• [PROBLEM STATEMENT]: From the entries that follow, extract each line holding the string "values".

• [THE RECORDS]:
>>>>
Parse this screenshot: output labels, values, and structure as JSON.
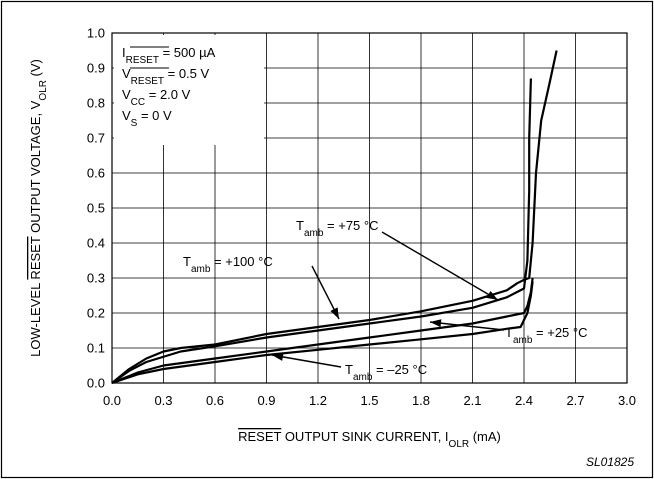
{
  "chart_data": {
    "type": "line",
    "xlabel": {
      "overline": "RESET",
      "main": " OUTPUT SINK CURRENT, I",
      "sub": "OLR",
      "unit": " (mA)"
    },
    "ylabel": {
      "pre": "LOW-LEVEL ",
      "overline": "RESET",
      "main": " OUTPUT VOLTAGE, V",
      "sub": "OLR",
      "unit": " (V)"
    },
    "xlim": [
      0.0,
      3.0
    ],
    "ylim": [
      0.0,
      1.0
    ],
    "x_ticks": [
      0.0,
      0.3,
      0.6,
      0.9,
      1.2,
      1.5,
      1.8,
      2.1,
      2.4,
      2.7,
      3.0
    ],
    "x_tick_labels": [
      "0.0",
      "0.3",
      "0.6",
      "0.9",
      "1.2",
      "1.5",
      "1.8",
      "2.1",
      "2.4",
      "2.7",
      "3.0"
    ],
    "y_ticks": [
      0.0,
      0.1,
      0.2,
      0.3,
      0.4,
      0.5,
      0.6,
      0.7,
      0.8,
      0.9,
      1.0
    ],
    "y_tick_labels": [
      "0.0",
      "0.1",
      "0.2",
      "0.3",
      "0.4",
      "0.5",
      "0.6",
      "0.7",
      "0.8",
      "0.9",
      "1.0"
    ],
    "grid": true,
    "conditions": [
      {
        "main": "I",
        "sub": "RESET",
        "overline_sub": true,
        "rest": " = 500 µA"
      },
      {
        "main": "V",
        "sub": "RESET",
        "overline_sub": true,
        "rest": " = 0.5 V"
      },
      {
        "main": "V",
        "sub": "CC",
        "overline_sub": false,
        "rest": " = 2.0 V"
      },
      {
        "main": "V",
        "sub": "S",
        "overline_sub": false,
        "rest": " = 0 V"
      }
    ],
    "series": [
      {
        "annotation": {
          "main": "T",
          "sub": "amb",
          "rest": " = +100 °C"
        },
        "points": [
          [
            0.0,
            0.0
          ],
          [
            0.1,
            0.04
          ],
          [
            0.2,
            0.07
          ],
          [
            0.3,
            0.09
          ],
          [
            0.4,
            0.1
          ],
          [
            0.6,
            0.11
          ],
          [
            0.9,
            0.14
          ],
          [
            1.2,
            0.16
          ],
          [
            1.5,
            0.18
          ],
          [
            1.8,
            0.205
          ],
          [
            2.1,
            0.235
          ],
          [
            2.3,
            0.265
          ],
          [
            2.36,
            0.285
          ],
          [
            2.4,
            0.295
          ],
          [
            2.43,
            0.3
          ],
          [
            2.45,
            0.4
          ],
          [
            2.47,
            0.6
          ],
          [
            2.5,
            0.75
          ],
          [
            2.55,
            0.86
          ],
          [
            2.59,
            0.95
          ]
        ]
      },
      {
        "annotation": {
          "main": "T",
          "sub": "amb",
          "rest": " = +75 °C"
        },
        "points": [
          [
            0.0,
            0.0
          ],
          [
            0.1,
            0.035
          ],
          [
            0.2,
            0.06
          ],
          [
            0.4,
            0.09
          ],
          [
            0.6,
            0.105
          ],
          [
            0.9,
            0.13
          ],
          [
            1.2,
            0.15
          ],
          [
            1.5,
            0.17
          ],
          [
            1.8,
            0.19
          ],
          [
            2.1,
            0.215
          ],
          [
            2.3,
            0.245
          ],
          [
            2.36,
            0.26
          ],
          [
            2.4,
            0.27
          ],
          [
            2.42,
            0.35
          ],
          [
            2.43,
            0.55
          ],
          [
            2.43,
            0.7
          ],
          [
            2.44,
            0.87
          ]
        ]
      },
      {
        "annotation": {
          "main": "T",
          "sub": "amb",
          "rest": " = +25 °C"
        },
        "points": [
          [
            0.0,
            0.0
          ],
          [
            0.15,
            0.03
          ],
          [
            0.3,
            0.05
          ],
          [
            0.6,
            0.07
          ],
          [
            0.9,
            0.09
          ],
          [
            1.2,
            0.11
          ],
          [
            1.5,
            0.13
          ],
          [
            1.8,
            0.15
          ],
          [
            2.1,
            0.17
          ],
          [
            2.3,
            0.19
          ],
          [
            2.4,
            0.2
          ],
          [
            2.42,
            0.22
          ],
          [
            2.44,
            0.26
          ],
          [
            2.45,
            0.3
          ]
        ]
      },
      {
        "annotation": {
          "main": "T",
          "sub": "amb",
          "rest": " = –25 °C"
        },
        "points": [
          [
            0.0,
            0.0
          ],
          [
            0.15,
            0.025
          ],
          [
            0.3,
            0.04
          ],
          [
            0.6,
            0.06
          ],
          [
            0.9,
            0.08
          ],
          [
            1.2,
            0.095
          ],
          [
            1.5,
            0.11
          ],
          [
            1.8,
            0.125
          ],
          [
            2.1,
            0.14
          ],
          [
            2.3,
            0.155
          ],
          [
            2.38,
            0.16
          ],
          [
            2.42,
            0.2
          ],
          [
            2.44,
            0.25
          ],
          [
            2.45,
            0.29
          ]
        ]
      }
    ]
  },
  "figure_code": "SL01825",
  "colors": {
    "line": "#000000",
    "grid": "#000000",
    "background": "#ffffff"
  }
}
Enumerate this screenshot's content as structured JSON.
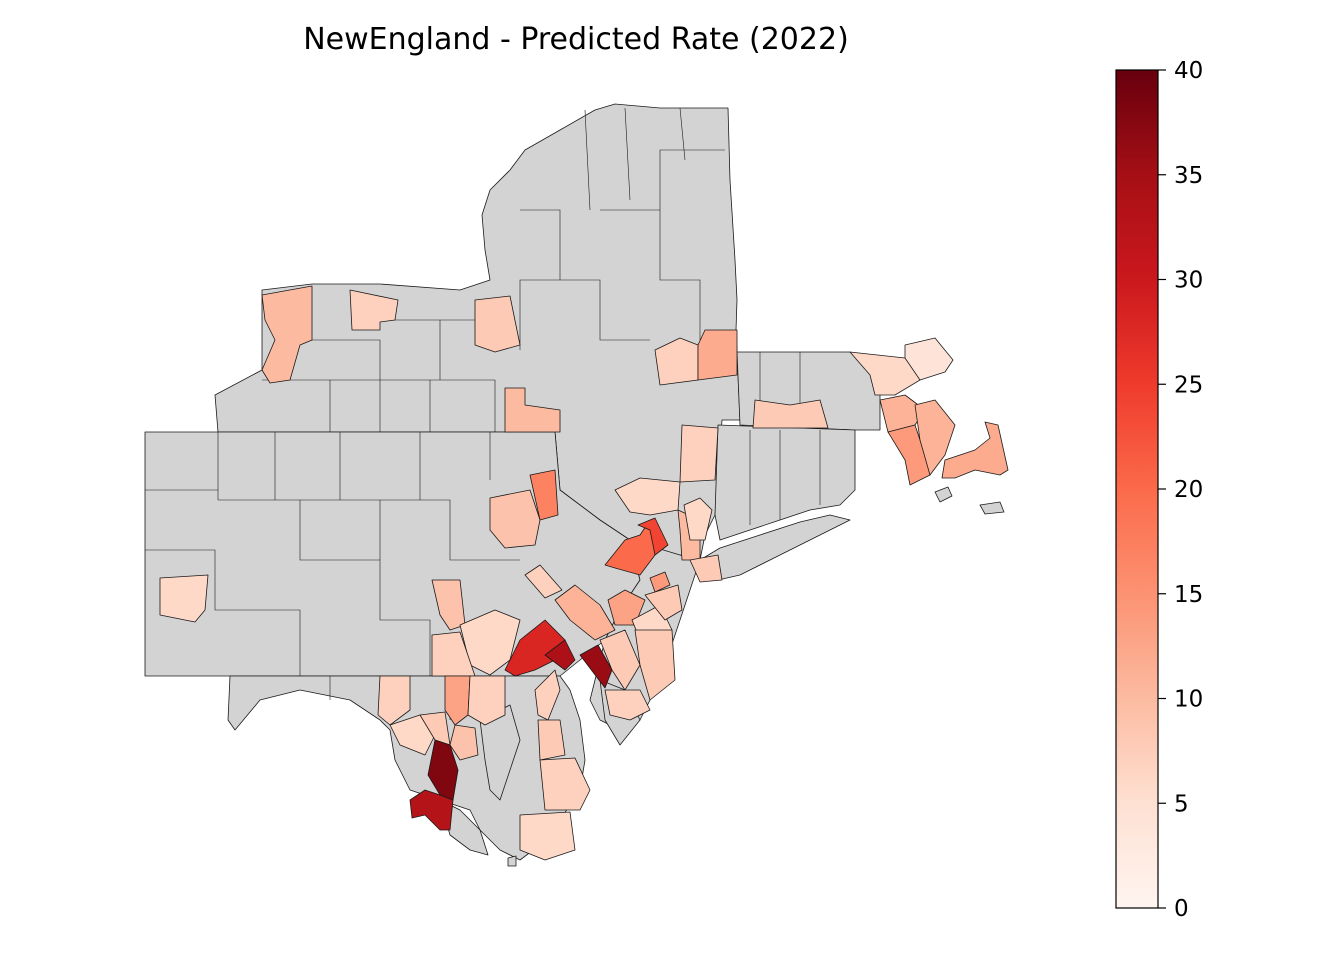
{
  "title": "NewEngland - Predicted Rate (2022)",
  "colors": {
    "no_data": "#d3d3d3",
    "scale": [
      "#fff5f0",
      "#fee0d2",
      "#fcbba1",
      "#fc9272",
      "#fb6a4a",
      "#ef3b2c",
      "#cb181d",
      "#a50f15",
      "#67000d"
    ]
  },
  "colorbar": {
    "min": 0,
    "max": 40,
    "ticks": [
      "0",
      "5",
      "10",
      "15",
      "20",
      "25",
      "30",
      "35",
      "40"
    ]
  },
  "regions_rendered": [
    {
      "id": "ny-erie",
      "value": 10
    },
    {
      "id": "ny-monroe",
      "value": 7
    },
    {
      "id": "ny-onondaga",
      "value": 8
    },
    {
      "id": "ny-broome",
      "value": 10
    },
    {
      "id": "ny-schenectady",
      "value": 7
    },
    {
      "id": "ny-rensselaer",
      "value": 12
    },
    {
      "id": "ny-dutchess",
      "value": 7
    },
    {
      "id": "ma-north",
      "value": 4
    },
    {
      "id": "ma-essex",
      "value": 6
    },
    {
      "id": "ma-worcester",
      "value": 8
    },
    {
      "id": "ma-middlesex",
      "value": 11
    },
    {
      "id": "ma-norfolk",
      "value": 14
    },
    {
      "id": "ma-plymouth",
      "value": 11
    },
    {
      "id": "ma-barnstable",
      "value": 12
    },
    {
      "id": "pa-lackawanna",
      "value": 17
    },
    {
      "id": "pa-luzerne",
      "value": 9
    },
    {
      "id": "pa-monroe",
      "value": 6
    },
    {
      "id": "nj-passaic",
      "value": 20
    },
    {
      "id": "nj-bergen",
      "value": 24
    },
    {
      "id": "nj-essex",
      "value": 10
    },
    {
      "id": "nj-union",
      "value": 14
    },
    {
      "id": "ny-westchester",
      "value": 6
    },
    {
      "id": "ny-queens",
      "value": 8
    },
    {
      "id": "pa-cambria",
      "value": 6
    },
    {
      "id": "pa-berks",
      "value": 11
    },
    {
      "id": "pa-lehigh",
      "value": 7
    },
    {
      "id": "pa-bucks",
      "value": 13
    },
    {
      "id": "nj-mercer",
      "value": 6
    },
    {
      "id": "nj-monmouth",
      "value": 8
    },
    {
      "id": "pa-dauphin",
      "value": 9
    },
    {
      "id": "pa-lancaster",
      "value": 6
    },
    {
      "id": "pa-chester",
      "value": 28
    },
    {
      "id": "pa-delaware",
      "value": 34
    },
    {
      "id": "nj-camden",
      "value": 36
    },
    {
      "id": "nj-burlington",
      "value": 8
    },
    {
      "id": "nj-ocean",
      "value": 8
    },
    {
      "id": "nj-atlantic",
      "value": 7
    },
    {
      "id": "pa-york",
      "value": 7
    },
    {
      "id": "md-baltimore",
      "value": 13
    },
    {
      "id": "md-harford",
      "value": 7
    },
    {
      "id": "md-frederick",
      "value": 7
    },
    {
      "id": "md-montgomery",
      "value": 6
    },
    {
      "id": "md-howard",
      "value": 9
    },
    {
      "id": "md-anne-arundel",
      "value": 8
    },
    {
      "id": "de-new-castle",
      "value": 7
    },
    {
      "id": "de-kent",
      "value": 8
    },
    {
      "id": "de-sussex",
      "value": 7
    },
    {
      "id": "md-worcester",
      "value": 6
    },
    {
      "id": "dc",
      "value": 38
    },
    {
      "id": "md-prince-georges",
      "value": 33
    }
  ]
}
<<<<
>>>>
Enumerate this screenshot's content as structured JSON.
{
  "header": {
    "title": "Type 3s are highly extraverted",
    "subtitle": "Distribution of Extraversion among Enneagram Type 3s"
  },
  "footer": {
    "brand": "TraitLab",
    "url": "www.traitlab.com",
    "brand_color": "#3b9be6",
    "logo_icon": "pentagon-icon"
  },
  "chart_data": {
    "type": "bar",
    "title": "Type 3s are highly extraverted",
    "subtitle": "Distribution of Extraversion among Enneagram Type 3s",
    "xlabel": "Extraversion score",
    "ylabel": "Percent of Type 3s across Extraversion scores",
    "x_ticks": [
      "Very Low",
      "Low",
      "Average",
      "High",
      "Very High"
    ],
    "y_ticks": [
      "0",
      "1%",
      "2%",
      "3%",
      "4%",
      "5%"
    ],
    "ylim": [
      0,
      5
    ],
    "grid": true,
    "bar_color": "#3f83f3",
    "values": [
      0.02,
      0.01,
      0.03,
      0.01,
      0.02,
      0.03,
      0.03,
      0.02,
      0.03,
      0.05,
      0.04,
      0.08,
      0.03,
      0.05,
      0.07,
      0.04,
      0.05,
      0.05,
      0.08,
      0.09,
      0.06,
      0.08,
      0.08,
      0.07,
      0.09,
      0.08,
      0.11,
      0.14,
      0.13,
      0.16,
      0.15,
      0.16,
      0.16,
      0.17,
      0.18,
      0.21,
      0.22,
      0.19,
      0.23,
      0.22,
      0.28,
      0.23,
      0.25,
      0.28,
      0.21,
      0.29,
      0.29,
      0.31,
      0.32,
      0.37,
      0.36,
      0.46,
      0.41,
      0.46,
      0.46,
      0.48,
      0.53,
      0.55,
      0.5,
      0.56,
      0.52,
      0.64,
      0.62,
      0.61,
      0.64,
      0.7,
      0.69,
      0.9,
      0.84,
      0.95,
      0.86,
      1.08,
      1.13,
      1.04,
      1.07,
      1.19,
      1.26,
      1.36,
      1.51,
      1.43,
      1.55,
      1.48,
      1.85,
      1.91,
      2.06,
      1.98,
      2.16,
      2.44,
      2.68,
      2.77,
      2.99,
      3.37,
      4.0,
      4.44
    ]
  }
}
<<<<
• [ANSWER TO THE TASK]:
Parse this screenshot: output labels, values, and structure as JSON.
    "values": [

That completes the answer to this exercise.